### [Given request]
Check every line of the entries for "ylabel", and copy the lines that hold it.

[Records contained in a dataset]
####################

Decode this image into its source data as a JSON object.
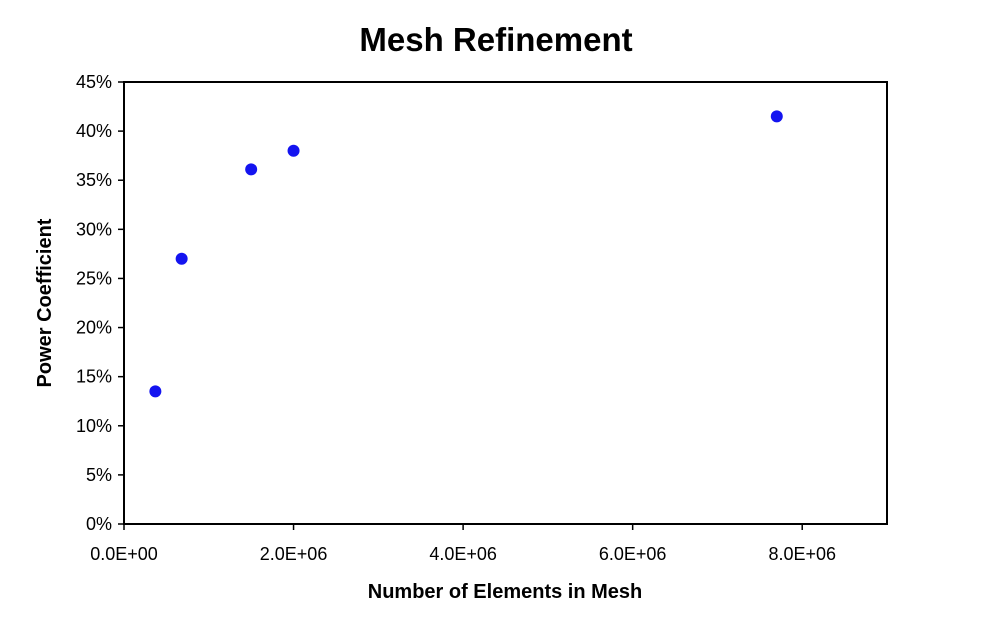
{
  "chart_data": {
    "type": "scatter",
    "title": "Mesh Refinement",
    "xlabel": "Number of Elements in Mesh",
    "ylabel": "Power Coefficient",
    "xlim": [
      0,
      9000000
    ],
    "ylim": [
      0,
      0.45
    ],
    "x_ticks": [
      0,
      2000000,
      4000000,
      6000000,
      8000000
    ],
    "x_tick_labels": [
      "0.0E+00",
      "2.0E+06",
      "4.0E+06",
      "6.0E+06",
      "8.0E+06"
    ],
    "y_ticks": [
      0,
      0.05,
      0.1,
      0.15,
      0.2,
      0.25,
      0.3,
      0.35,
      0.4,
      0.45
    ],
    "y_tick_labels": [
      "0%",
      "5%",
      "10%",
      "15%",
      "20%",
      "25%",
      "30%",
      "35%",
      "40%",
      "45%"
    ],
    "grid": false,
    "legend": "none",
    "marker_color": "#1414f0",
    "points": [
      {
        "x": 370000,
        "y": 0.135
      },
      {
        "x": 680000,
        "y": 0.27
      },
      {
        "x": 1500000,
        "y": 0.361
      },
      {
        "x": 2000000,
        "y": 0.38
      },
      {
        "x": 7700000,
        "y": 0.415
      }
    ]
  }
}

####################

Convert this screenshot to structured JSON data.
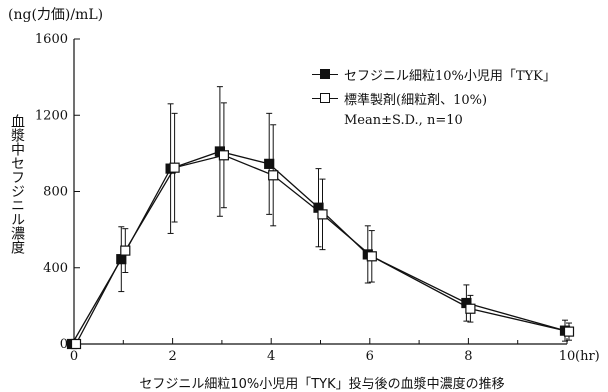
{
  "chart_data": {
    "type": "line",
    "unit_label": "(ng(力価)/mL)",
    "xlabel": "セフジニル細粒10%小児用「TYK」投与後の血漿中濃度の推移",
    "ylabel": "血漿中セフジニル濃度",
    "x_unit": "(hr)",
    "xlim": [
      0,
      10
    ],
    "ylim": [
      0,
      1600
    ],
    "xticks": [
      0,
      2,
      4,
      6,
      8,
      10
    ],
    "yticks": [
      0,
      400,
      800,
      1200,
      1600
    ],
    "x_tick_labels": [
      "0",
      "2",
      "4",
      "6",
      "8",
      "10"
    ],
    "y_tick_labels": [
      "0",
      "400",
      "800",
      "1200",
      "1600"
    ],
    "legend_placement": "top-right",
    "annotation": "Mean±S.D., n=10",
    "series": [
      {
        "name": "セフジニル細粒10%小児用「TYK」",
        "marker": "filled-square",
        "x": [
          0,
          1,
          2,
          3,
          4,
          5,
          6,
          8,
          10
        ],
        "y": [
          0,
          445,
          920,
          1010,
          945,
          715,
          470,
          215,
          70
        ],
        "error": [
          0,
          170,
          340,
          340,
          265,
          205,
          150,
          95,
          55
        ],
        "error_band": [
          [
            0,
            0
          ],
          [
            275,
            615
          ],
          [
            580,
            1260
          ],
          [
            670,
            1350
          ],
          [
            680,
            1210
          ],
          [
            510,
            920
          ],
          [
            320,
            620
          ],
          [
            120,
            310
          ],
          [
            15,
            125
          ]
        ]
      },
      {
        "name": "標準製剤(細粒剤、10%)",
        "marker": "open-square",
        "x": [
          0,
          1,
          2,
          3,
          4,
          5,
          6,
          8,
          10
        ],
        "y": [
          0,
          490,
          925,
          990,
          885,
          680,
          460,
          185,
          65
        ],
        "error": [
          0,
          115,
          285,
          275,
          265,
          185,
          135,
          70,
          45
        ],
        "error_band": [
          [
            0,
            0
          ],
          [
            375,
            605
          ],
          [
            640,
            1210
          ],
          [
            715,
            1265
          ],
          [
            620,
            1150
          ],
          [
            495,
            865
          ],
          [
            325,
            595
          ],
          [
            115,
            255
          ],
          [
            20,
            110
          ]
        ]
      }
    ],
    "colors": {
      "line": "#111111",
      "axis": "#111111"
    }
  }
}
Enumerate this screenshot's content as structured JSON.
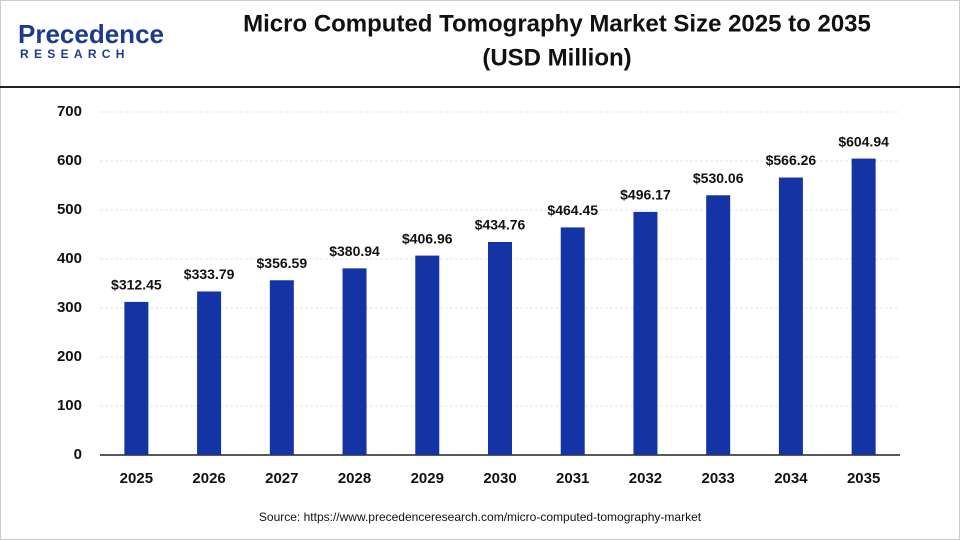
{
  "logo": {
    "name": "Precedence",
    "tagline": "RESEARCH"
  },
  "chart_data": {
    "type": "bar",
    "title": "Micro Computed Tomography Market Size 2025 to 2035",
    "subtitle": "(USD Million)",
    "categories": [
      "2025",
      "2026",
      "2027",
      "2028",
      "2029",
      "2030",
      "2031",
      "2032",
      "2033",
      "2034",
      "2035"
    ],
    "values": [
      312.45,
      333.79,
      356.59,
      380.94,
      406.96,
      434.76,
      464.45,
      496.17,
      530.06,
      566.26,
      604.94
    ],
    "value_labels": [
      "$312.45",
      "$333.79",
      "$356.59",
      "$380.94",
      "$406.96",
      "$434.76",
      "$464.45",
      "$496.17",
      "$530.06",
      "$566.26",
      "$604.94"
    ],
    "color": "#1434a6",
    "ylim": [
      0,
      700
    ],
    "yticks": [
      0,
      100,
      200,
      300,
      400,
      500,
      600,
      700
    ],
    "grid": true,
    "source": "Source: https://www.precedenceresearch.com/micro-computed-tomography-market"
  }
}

####################

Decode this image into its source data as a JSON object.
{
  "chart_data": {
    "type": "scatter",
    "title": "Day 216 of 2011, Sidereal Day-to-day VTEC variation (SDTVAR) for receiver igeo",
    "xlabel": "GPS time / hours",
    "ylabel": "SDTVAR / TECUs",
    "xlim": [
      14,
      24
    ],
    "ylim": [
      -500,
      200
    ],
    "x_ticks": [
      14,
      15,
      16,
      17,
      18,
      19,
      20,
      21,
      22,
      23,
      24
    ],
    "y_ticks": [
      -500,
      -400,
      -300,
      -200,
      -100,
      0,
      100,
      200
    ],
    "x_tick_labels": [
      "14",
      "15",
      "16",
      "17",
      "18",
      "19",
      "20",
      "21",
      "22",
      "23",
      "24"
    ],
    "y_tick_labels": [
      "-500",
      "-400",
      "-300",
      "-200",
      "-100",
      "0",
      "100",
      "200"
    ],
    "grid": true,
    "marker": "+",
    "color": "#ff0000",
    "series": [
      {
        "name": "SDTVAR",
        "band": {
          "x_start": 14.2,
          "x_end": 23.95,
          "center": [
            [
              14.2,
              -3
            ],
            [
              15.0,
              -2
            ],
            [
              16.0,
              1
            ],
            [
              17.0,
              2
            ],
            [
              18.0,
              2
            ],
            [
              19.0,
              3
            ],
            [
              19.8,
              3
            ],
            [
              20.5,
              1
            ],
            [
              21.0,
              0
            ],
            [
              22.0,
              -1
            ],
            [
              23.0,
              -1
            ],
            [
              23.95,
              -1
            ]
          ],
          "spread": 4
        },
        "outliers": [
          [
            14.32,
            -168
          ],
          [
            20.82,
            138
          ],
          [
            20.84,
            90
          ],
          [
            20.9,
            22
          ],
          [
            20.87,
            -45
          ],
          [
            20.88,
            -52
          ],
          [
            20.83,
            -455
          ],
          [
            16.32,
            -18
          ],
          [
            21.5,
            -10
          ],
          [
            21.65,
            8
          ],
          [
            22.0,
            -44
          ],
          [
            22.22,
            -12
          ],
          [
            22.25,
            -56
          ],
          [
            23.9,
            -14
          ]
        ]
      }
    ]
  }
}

####################

### [Expected output]
    "ylabel": "Power Coefficient",
    "ylabel": "血漿中セフジニル濃度",
    "ylabel": "SDTVAR / TECUs",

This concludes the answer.